▶ _Stored entries_
* * * * * * * * *

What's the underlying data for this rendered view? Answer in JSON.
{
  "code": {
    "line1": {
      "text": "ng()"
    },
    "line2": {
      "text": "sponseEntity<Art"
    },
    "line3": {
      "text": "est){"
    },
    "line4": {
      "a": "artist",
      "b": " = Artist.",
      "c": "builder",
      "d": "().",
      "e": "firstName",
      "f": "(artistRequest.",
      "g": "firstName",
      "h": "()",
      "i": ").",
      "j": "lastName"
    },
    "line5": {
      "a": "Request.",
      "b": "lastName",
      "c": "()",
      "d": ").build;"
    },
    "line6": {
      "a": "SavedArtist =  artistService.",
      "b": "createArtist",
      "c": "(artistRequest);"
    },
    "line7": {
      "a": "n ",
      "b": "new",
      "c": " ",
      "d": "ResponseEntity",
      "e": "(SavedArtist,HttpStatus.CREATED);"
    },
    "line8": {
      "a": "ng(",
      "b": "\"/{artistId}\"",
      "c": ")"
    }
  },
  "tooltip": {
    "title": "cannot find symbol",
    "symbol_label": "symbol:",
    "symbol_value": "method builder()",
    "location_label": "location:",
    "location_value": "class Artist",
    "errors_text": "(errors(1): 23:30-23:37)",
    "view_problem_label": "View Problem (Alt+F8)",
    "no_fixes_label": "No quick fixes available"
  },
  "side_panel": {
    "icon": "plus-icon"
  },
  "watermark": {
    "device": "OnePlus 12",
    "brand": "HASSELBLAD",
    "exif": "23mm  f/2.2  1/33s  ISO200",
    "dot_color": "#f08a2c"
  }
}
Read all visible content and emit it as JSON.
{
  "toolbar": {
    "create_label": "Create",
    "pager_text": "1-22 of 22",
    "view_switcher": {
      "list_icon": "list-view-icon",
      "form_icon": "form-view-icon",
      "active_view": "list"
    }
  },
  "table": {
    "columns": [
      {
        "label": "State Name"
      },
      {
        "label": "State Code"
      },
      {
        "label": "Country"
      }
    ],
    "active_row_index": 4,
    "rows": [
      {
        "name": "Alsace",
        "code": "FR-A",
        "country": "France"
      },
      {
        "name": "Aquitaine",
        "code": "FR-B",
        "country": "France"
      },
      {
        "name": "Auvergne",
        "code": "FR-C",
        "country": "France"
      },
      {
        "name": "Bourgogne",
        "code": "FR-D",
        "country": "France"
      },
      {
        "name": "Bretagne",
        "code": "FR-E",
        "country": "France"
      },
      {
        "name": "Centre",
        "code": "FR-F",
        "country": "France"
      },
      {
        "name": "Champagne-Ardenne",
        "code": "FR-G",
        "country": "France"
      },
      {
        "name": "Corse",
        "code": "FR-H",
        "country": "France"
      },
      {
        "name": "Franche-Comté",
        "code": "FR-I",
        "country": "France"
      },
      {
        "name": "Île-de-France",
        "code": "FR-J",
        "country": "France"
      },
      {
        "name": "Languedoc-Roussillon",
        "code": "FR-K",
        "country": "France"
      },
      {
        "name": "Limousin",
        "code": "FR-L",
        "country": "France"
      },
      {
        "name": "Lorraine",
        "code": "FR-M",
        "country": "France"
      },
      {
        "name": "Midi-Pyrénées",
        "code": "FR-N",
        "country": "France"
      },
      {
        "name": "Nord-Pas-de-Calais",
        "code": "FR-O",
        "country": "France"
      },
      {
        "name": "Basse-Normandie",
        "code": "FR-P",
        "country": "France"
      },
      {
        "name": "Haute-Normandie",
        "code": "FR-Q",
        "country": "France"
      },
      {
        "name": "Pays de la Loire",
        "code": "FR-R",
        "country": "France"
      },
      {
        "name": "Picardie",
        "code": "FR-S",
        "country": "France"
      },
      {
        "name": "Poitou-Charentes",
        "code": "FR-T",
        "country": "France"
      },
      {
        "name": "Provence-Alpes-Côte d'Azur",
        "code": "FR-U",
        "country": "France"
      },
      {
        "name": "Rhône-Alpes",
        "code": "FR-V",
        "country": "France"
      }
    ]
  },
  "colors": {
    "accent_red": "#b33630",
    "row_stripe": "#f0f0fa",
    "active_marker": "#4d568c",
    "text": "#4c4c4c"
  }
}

* * * * * * * * *

▶ _Exercise requirements_
Every record should be given again exactly.

▶ _Answer to this exercise_
What's the underlying data for this rendered view? Answer in JSON.
{
  "code": {
    "line1": {
      "text": "ng()"
    },
    "line2": {
      "text": "sponseEntity<Art"
    },
    "line3": {
      "text": "est){"
    },
    "line4": {
      "a": "artist",
      "b": " = Artist.",
      "c": "builder",
      "d": "().",
      "e": "firstName",
      "f": "(artistRequest.",
      "g": "firstName",
      "h": "()",
      "i": ").",
      "j": "lastName"
    },
    "line5": {
      "a": "Request.",
      "b": "lastName",
      "c": "()",
      "d": ").build;"
    },
    "line6": {
      "a": "SavedArtist =  artistService.",
      "b": "createArtist",
      "c": "(artistRequest);"
    },
    "line7": {
      "a": "n ",
      "b": "new",
      "c": " ",
      "d": "ResponseEntity",
      "e": "(SavedArtist,HttpStatus.CREATED);"
    },
    "line8": {
      "a": "ng(",
      "b": "\"/{artistId}\"",
      "c": ")"
    }
  },
  "tooltip": {
    "title": "cannot find symbol",
    "symbol_label": "symbol:",
    "symbol_value": "method builder()",
    "location_label": "location:",
    "location_value": "class Artist",
    "errors_text": "(errors(1): 23:30-23:37)",
    "view_problem_label": "View Problem (Alt+F8)",
    "no_fixes_label": "No quick fixes available"
  },
  "side_panel": {
    "icon": "plus-icon"
  },
  "watermark": {
    "device": "OnePlus 12",
    "brand": "HASSELBLAD",
    "exif": "23mm  f/2.2  1/33s  ISO200",
    "dot_color": "#f08a2c"
  }
}
Read all visible content and emit it as JSON.
{
  "toolbar": {
    "create_label": "Create",
    "pager_text": "1-22 of 22",
    "view_switcher": {
      "list_icon": "list-view-icon",
      "form_icon": "form-view-icon",
      "active_view": "list"
    }
  },
  "table": {
    "columns": [
      {
        "label": "State Name"
      },
      {
        "label": "State Code"
      },
      {
        "label": "Country"
      }
    ],
    "active_row_index": 4,
    "rows": [
      {
        "name": "Alsace",
        "code": "FR-A",
        "country": "France"
      },
      {
        "name": "Aquitaine",
        "code": "FR-B",
        "country": "France"
      },
      {
        "name": "Auvergne",
        "code": "FR-C",
        "country": "France"
      },
      {
        "name": "Bourgogne",
        "code": "FR-D",
        "country": "France"
      },
      {
        "name": "Bretagne",
        "code": "FR-E",
        "country": "France"
      },
      {
        "name": "Centre",
        "code": "FR-F",
        "country": "France"
      },
      {
        "name": "Champagne-Ardenne",
        "code": "FR-G",
        "country": "France"
      },
      {
        "name": "Corse",
        "code": "FR-H",
        "country": "France"
      },
      {
        "name": "Franche-Comté",
        "code": "FR-I",
        "country": "France"
      },
      {
        "name": "Île-de-France",
        "code": "FR-J",
        "country": "France"
      },
      {
        "name": "Languedoc-Roussillon",
        "code": "FR-K",
        "country": "France"
      },
      {
        "name": "Limousin",
        "code": "FR-L",
        "country": "France"
      },
      {
        "name": "Lorraine",
        "code": "FR-M",
        "country": "France"
      },
      {
        "name": "Midi-Pyrénées",
        "code": "FR-N",
        "country": "France"
      },
      {
        "name": "Nord-Pas-de-Calais",
        "code": "FR-O",
        "country": "France"
      },
      {
        "name": "Basse-Normandie",
        "code": "FR-P",
        "country": "France"
      },
      {
        "name": "Haute-Normandie",
        "code": "FR-Q",
        "country": "France"
      },
      {
        "name": "Pays de la Loire",
        "code": "FR-R",
        "country": "France"
      },
      {
        "name": "Picardie",
        "code": "FR-S",
        "country": "France"
      },
      {
        "name": "Poitou-Charentes",
        "code": "FR-T",
        "country": "France"
      },
      {
        "name": "Provence-Alpes-Côte d'Azur",
        "code": "FR-U",
        "country": "France"
      },
      {
        "name": "Rhône-Alpes",
        "code": "FR-V",
        "country": "France"
      }
    ]
  },
  "colors": {
    "accent_red": "#b33630",
    "row_stripe": "#f0f0fa",
    "active_marker": "#4d568c",
    "text": "#4c4c4c"
  }
}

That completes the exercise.